### TASK INSTRUCTIONS
Write out each entry, exactly the way it appears.

▽

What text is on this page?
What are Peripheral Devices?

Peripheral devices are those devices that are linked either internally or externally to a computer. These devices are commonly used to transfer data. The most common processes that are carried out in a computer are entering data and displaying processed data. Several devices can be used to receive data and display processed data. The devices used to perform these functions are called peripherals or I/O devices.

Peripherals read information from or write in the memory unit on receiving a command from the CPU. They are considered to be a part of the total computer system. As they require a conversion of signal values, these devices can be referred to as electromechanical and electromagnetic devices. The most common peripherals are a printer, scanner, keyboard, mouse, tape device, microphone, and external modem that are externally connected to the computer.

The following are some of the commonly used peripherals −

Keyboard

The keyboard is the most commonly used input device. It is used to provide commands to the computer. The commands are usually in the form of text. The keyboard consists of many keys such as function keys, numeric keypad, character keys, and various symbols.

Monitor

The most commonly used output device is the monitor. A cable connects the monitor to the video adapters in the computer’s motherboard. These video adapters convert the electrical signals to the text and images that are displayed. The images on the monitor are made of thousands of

△

### EXERCISE OUTPUT
What text is on this page?
What are Peripheral Devices?

Peripheral devices are those devices that are linked either internally or externally to a computer. These devices are commonly used to transfer data. The most common processes that are carried out in a computer are entering data and displaying processed data. Several devices can be used to receive data and display processed data. The devices used to perform these functions are called peripherals or I/O devices.

Peripherals read information from or write in the memory unit on receiving a command from the CPU. They are considered to be a part of the total computer system. As they require a conversion of signal values, these devices can be referred to as electromechanical and electromagnetic devices. The most common peripherals are a printer, scanner, keyboard, mouse, tape device, microphone, and external modem that are externally connected to the computer.

The following are some of the commonly used peripherals −

Keyboard

The keyboard is the most commonly used input device. It is used to provide commands to the computer. The commands are usually in the form of text. The keyboard consists of many keys such as function keys, numeric keypad, character keys, and various symbols.

Monitor

The most commonly used output device is the monitor. A cable connects the monitor to the video adapters in the computer’s motherboard. These video adapters convert the electrical signals to the text and images that are displayed. The images on the monitor are made of thousands of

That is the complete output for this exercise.